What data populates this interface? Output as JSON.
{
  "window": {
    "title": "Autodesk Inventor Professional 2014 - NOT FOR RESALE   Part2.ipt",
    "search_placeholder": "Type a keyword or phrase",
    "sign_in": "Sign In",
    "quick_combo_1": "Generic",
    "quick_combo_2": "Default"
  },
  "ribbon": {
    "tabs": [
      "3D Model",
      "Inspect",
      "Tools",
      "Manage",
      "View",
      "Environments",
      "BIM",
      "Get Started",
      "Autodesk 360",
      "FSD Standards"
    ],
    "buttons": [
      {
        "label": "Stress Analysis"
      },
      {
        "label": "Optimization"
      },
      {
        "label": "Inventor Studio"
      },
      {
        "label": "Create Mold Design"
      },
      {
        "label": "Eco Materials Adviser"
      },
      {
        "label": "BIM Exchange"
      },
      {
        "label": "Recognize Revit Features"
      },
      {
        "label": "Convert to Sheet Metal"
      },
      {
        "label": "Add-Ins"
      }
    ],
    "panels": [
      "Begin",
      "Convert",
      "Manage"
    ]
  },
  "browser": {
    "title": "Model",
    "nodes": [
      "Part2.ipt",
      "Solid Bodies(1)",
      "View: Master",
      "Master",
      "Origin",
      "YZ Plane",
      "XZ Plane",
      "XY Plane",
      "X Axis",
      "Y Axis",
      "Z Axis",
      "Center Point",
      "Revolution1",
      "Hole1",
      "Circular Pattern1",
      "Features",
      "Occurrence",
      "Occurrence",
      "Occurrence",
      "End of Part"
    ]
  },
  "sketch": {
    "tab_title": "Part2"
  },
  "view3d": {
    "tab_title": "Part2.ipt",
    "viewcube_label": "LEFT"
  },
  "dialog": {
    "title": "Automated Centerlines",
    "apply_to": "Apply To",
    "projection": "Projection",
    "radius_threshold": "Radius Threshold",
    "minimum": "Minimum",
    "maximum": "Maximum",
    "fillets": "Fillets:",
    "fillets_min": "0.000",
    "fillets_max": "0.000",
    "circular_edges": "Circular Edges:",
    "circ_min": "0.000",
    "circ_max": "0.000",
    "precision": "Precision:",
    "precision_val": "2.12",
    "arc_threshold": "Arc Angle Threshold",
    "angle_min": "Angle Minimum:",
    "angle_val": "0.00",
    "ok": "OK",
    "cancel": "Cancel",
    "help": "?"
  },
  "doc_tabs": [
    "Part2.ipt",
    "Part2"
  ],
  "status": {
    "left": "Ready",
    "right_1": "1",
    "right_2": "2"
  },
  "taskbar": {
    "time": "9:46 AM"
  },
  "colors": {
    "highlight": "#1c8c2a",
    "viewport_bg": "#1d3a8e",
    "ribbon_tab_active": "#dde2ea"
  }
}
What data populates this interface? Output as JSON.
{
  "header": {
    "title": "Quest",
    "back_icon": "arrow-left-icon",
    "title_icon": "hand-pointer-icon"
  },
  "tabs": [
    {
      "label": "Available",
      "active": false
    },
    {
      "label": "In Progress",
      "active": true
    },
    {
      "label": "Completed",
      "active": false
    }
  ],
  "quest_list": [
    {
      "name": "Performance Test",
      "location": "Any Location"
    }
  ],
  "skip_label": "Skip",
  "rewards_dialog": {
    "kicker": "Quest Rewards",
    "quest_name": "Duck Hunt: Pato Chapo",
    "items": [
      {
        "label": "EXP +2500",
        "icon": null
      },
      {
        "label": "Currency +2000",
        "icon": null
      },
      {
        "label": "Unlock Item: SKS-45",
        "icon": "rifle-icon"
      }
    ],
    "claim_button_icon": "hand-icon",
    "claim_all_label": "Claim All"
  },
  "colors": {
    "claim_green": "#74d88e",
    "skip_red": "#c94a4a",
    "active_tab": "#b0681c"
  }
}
***
▶ DIRECTION
The full set of records should be duplicated exactly.

▶ ANSWER TO THIS EXERCISE
What data populates this interface? Output as JSON.
{
  "window": {
    "title": "Autodesk Inventor Professional 2014 - NOT FOR RESALE   Part2.ipt",
    "search_placeholder": "Type a keyword or phrase",
    "sign_in": "Sign In",
    "quick_combo_1": "Generic",
    "quick_combo_2": "Default"
  },
  "ribbon": {
    "tabs": [
      "3D Model",
      "Inspect",
      "Tools",
      "Manage",
      "View",
      "Environments",
      "BIM",
      "Get Started",
      "Autodesk 360",
      "FSD Standards"
    ],
    "buttons": [
      {
        "label": "Stress Analysis"
      },
      {
        "label": "Optimization"
      },
      {
        "label": "Inventor Studio"
      },
      {
        "label": "Create Mold Design"
      },
      {
        "label": "Eco Materials Adviser"
      },
      {
        "label": "BIM Exchange"
      },
      {
        "label": "Recognize Revit Features"
      },
      {
        "label": "Convert to Sheet Metal"
      },
      {
        "label": "Add-Ins"
      }
    ],
    "panels": [
      "Begin",
      "Convert",
      "Manage"
    ]
  },
  "browser": {
    "title": "Model",
    "nodes": [
      "Part2.ipt",
      "Solid Bodies(1)",
      "View: Master",
      "Master",
      "Origin",
      "YZ Plane",
      "XZ Plane",
      "XY Plane",
      "X Axis",
      "Y Axis",
      "Z Axis",
      "Center Point",
      "Revolution1",
      "Hole1",
      "Circular Pattern1",
      "Features",
      "Occurrence",
      "Occurrence",
      "Occurrence",
      "End of Part"
    ]
  },
  "sketch": {
    "tab_title": "Part2"
  },
  "view3d": {
    "tab_title": "Part2.ipt",
    "viewcube_label": "LEFT"
  },
  "dialog": {
    "title": "Automated Centerlines",
    "apply_to": "Apply To",
    "projection": "Projection",
    "radius_threshold": "Radius Threshold",
    "minimum": "Minimum",
    "maximum": "Maximum",
    "fillets": "Fillets:",
    "fillets_min": "0.000",
    "fillets_max": "0.000",
    "circular_edges": "Circular Edges:",
    "circ_min": "0.000",
    "circ_max": "0.000",
    "precision": "Precision:",
    "precision_val": "2.12",
    "arc_threshold": "Arc Angle Threshold",
    "angle_min": "Angle Minimum:",
    "angle_val": "0.00",
    "ok": "OK",
    "cancel": "Cancel",
    "help": "?"
  },
  "doc_tabs": [
    "Part2.ipt",
    "Part2"
  ],
  "status": {
    "left": "Ready",
    "right_1": "1",
    "right_2": "2"
  },
  "taskbar": {
    "time": "9:46 AM"
  },
  "colors": {
    "highlight": "#1c8c2a",
    "viewport_bg": "#1d3a8e",
    "ribbon_tab_active": "#dde2ea"
  }
}
What data populates this interface? Output as JSON.
{
  "header": {
    "title": "Quest",
    "back_icon": "arrow-left-icon",
    "title_icon": "hand-pointer-icon"
  },
  "tabs": [
    {
      "label": "Available",
      "active": false
    },
    {
      "label": "In Progress",
      "active": true
    },
    {
      "label": "Completed",
      "active": false
    }
  ],
  "quest_list": [
    {
      "name": "Performance Test",
      "location": "Any Location"
    }
  ],
  "skip_label": "Skip",
  "rewards_dialog": {
    "kicker": "Quest Rewards",
    "quest_name": "Duck Hunt: Pato Chapo",
    "items": [
      {
        "label": "EXP +2500",
        "icon": null
      },
      {
        "label": "Currency +2000",
        "icon": null
      },
      {
        "label": "Unlock Item: SKS-45",
        "icon": "rifle-icon"
      }
    ],
    "claim_button_icon": "hand-icon",
    "claim_all_label": "Claim All"
  },
  "colors": {
    "claim_green": "#74d88e",
    "skip_red": "#c94a4a",
    "active_tab": "#b0681c"
  }
}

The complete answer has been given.